═════ THE DATA ═════

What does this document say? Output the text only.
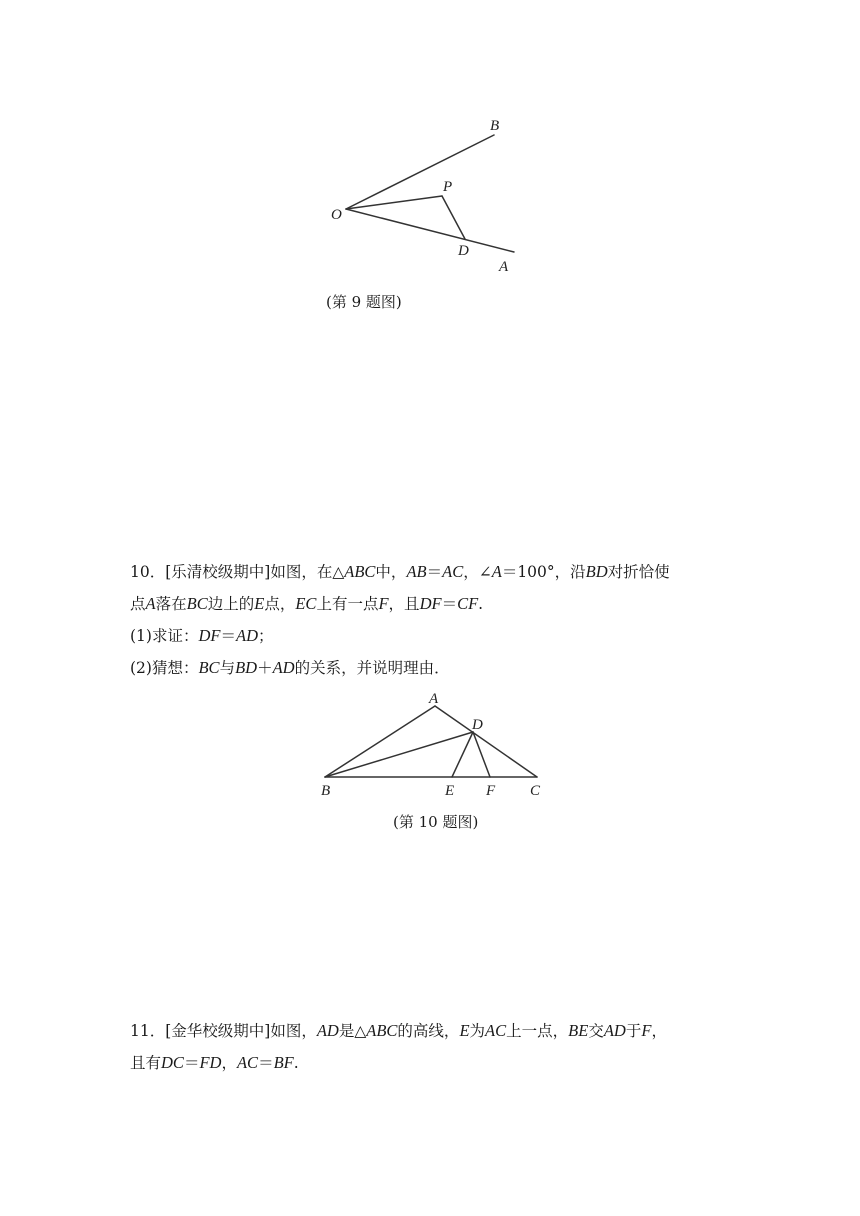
O
B
P
D
A
(第 9 题图)

10．[乐清校级期中]如图，在△ABC中，AB＝AC，∠A＝100°，沿BD对折恰使

点A落在BC边上的E点，EC上有一点F，且DF＝CF.

(1)求证：DF＝AD；

(2)猜想：BC与BD＋AD的关系，并说明理由．

A
D
B	E F C
(第 10 题图)

11．[金华校级期中]如图，AD是△ABC的高线，E为AC上一点，BE交AD于F，

且有DC＝FD，AC＝BF.
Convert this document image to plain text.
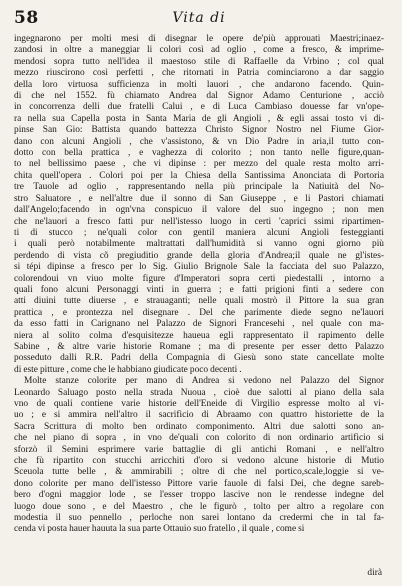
58	Vita di
ingegnarono per molti mesi di disegnar le opere de'più approuati Maestri;inaez-
zandosi in oltre a maneggiar li colori così ad oglio , come a fresco, & imprime-
mendosi sopra tutto nell'idea il maestoso stile di Raffaelle da Vrbino ; col qual
mezzo riuscirono così perfetti , che ritornati in Patria cominciarono a dar saggio
della loro virtuosa sufficienza in molti lauori , che andarono facendo. Quin-
di che nel 1552. fù chiamato Andrea dal Signor Adamo Centurione , acciò
in concorrenza delli due fratelli Calui , e di Luca Cambiaso douesse far vn'ope-
ra nella sua Capella posta in Santa Maria de gli Angioli , & egli assai tosto vi di-
pinse San Gio: Battista quando battezza Christo Signor Nostro nel Fiume Gior-
dano con alcuni Angioli , che v'assistono, & vn Dio Padre in aria,il tutto con-
dotto con bella prattica , e vaghezza di colorito ; non tanto nelle figure,quan-
to nel bellissimo paese , che vi dipinse : per mezzo del quale resta molto arri-
chita quell'opera . Colori poi per la Chiesa della Santissima Anonciata di Portoria
tre Tauole ad oglio , rappresentando nella più principale la Natiuità del No-
stro Saluatore , e nell'altre due il sonno di San Giuseppe , e li Pastori chiamati
dall'Angelo;facendo in ogn'vna conspicuo il valore del suo ingegno ; non men
che ne'lauori a fresco fatti pur nell'istesso luogo in certi 'caprici ssimi ripartimen-
ti di stucco ; ne'quali color con gentil maniera alcuni Angioli festeggianti
i quali però notabilmente maltrattati dall'humidità si vanno ogni giorno più
perdendo di vista cõ pregiuditio grande della gloria d'Andrea;il quale ne gl'istes-
si tépi dipinse a fresco per lo Sig. Giulio Brignole Sale la facciata del suo Palazzo,
colorendoui vn viuo molte figure d'Imperatori sopra certi piedestalli , intorno a
quali fono alcuni Personaggi vinti in guerra ; e fatti prigioni finti a sedere con
atti diuini tutte diuerse , e strauaganti; nelle quali mostrò il Pittore la sua gran
prattica , e prontezza nel disegnare . Del che parimente diede segno ne'lauori
da esso fatti in Carignano nel Palazzo de Signori Francesehi , nel quale con ma-
niera al solito colma d'esquisitezze haueua egli rappresentato il rapimento delle
Sabine , & altre varie historie Romane ; ma di presente per esser detto Palazzo
posseduto dalli R.R. Padri della Compagnia di Giesù sono state cancellate molte
di este pitture , come che le habbiano giudicate poco decenti .
Molte stanze colorite per mano di Andrea si vedono nel Palazzo del Signor
Leonardo Saluago posto nella strada Nuoua , cioè due salotti al piano della sala
vno de quali contiene varie historie dell'Eneide di Virgilio espresse molto al vi-
uo ; e si ammira nell'altro il sacrificio di Abraamo con quattro historiette de la
Sacra Scrittura di molto ben ordinato componimento. Altri due salotti sono an-
che nel piano di sopra , in vno de'quali con colorito di non ordinario artificio si
sforzò il Semini esprimere varie battaglie di gli antichi Romani , e nell'altro
che fù ripartito con stucchi arricchiti d'oro si vedono alcune historie di Mutio
Sceuola tutte belle , & ammirabili ; oltre di che nel portico,scale,loggie si ve-
dono colorite per mano dell'istesso Pittore varie fauole di falsi Dei, che degne sareb-
bero d'ogni maggior lode , se l'esser troppo lascive non le rendesse indegne del
luogo doue sono , e del Maestro , che le figurò , tolto per altro a regolare con
modestia il suo pennello , perloche non sarei lontano da credermi che in tal fa-
cenda vi posta hauer hauuta la sua parte Ottauio suo fratello , il quale , come si
dirà
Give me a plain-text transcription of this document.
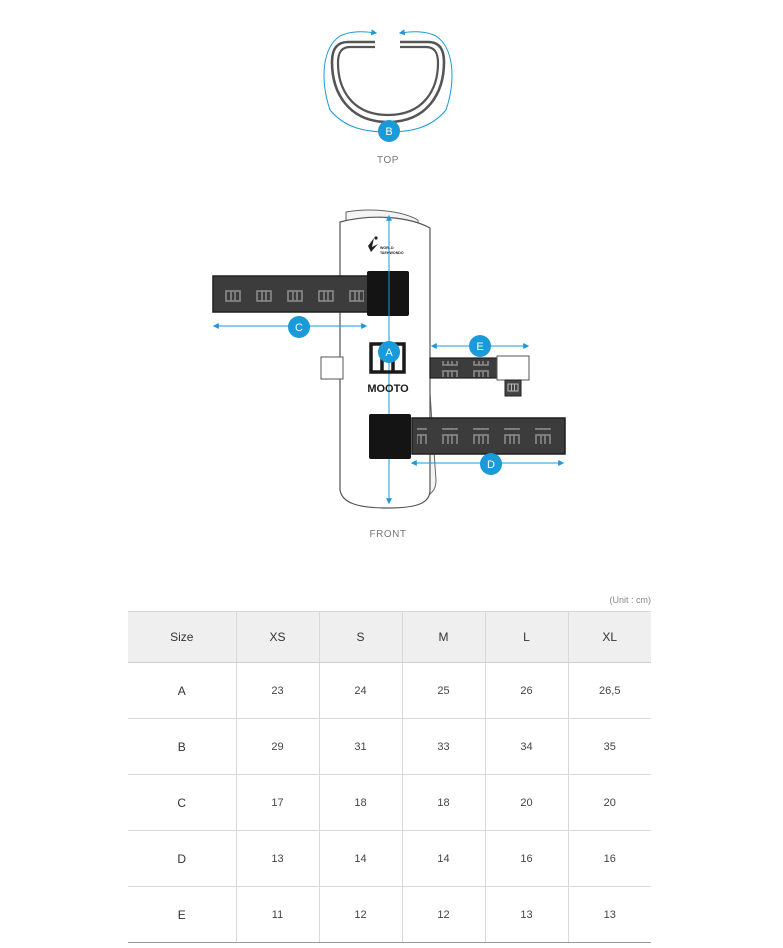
B
TOP
WORLD
TAEKWONDO
C
MOOTO
A	E
D
FRONT
(Unit : cm)
Size	XS	S	M	L	XL
A	23	24	25	26	26,5
B	29	31	33	34	35
C	17	18	18	20	20
D	13	14	14	16	16
E	11	12	12	13	13
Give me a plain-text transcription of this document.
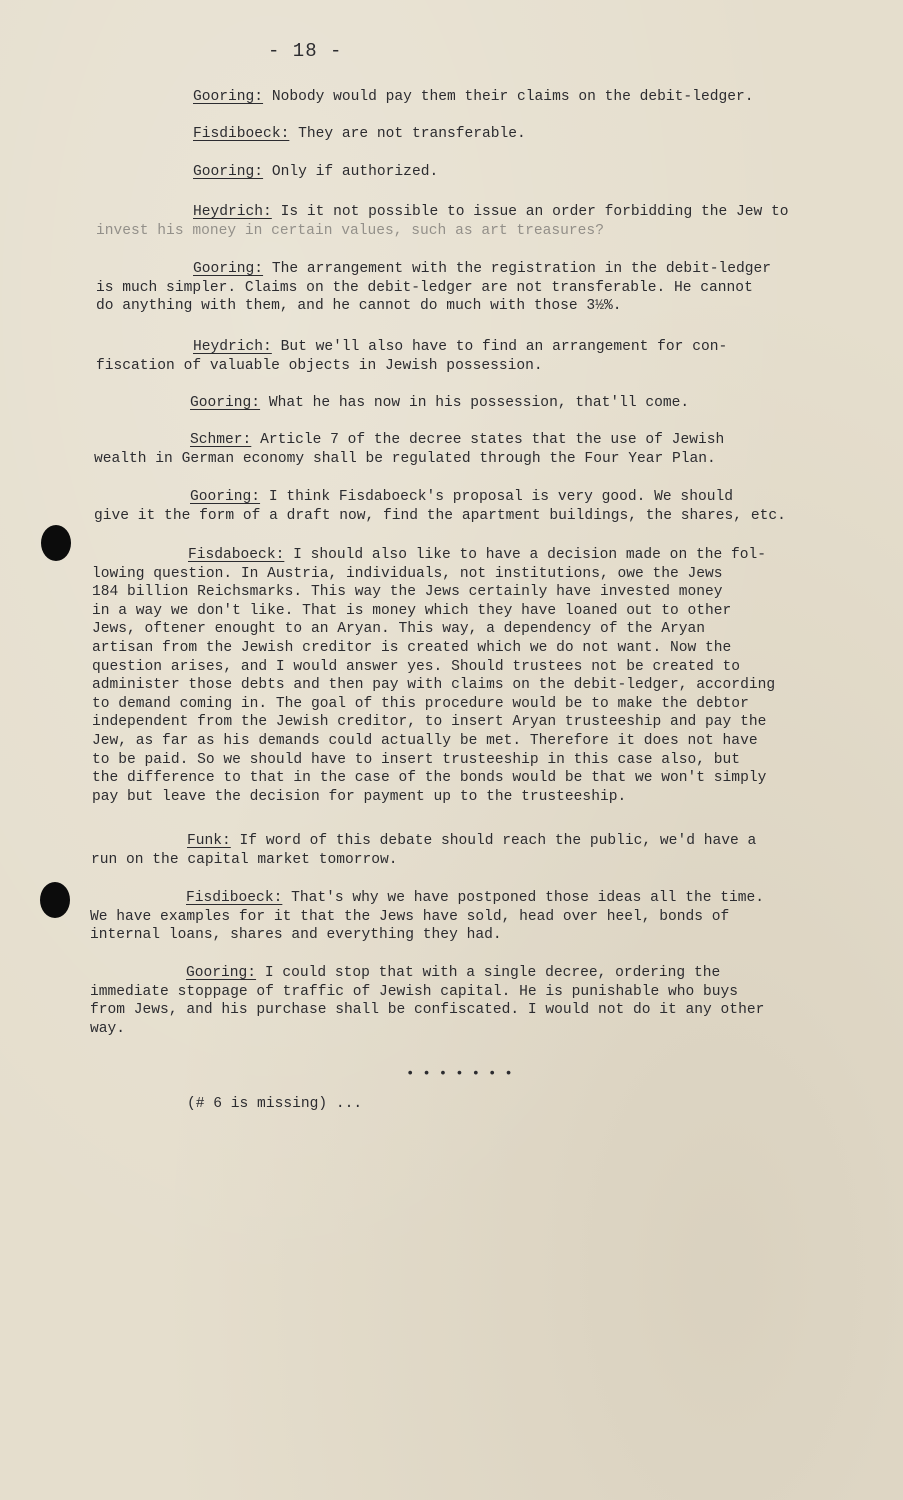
- 18 -
Gooring: Nobody would pay them their claims on the debit-ledger.
Fisdiboeck: They are not transferable.
Gooring: Only if authorized.
Heydrich: Is it not possible to issue an order forbidding the Jew to
invest his money in certain values, such as art treasures?
Gooring: The arrangement with the registration in the debit-ledger
is much simpler. Claims on the debit-ledger are not transferable. He cannot
do anything with them, and he cannot do much with those 3½%.
Heydrich: But we'll also have to find an arrangement for con-
fiscation of valuable objects in Jewish possession.
Gooring: What he has now in his possession, that'll come.
Schmer: Article 7 of the decree states that the use of Jewish
wealth in German economy shall be regulated through the Four Year Plan.
Gooring: I think Fisdaboeck's proposal is very good. We should
give it the form of a draft now, find the apartment buildings, the shares, etc.
Fisdaboeck: I should also like to have a decision made on the fol-
lowing question. In Austria, individuals, not institutions, owe the Jews
184 billion Reichsmarks. This way the Jews certainly have invested money
in a way we don't like. That is money which they have loaned out to other
Jews, oftener enought to an Aryan. This way, a dependency of the Aryan
artisan from the Jewish creditor is created which we do not want. Now the
question arises, and I would answer yes. Should trustees not be created to
administer those debts and then pay with claims on the debit-ledger, according
to demand coming in. The goal of this procedure would be to make the debtor
independent from the Jewish creditor, to insert Aryan trusteeship and pay the
Jew, as far as his demands could actually be met. Therefore it does not have
to be paid. So we should have to insert trusteeship in this case also, but
the difference to that in the case of the bonds would be that we won't simply
pay but leave the decision for payment up to the trusteeship.
Funk: If word of this debate should reach the public, we'd have a
run on the capital market tomorrow.
Fisdiboeck: That's why we have postponed those ideas all the time.
We have examples for it that the Jews have sold, head over heel, bonds of
internal loans, shares and everything they had.
Gooring: I could stop that with a single decree, ordering the
immediate stoppage of traffic of Jewish capital. He is punishable who buys
from Jews, and his purchase shall be confiscated. I would not do it any other
way.
•••••••
(# 6 is missing) ...
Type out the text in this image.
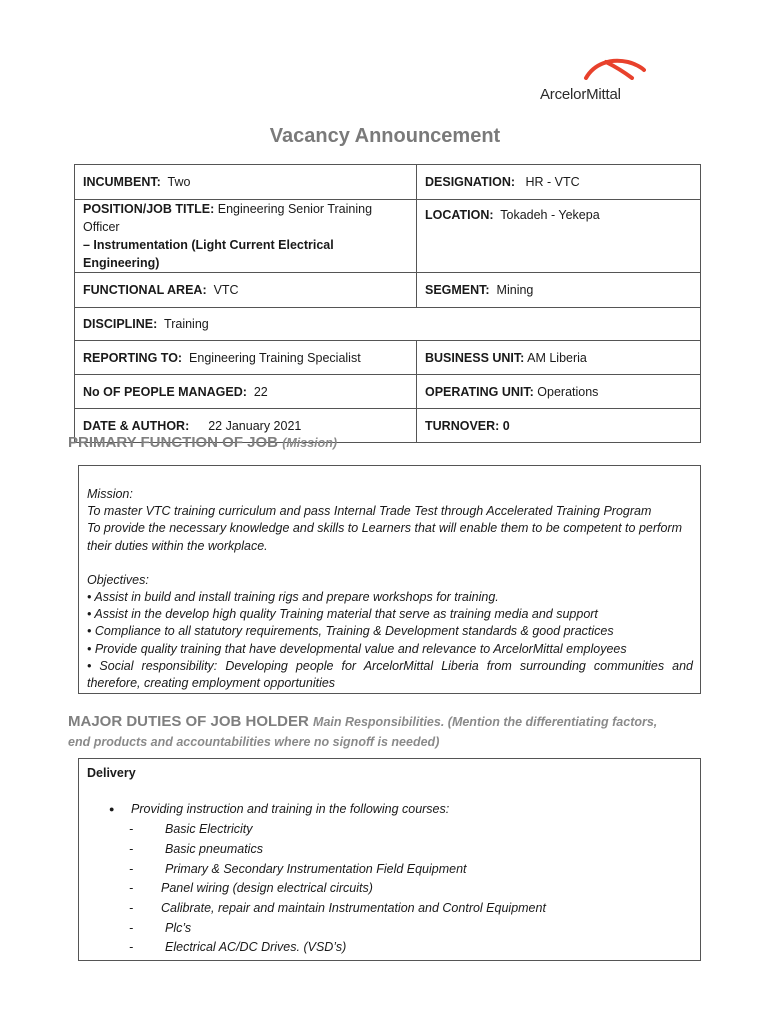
ArcelorMittal
Vacancy Announcement
INCUMBENT: Two	DESIGNATION: HR - VTC
POSITION/JOB TITLE: Engineering Senior Training Officer
– Instrumentation (Light Current Electrical Engineering)	LOCATION: Tokadeh - Yekepa
FUNCTIONAL AREA: VTC	SEGMENT: Mining
DISCIPLINE: Training	
REPORTING TO: Engineering Training Specialist	BUSINESS UNIT: AM Liberia
No OF PEOPLE MANAGED: 22	OPERATING UNIT: Operations
DATE & AUTHOR: 22 January 2021	TURNOVER: 0
PRIMARY FUNCTION OF JOB (Mission)
Mission:
To master VTC training curriculum and pass Internal Trade Test through Accelerated Training Program
To provide the necessary knowledge and skills to Learners that will enable them to be competent to perform
their duties within the workplace.
Objectives:
• Assist in build and install training rigs and prepare workshops for training.
• Assist in the develop high quality Training material that serve as training media and support
• Compliance to all statutory requirements, Training & Development standards & good practices
• Provide quality training that have developmental value and relevance to ArcelorMittal employees
• Social responsibility: Developing people for ArcelorMittal Liberia from surrounding communities and
therefore, creating employment opportunities
MAJOR DUTIES OF JOB HOLDER Main Responsibilities. (Mention the differentiating factors,
end products and accountabilities where no signoff is needed)
Delivery
● Providing instruction and training in the following courses:
-	Basic Electricity
-	Basic pneumatics
-	Primary & Secondary Instrumentation Field Equipment
- Panel wiring (design electrical circuits)
- Calibrate, repair and maintain Instrumentation and Control Equipment
-	Plc’s
-	Electrical AC/DC Drives. (VSD’s)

═════

#### WHAT TO DO:
Show all lines from the records above where the word "nelle" occurs.

#### CORRECT ANSWER:
dotto con bella prattica , e vaghezza di colorito ; non tanto nelle figure,quan-
atti diuini tutte diuerse , e strauaganti; nelle quali mostrò il Pittore la sua gran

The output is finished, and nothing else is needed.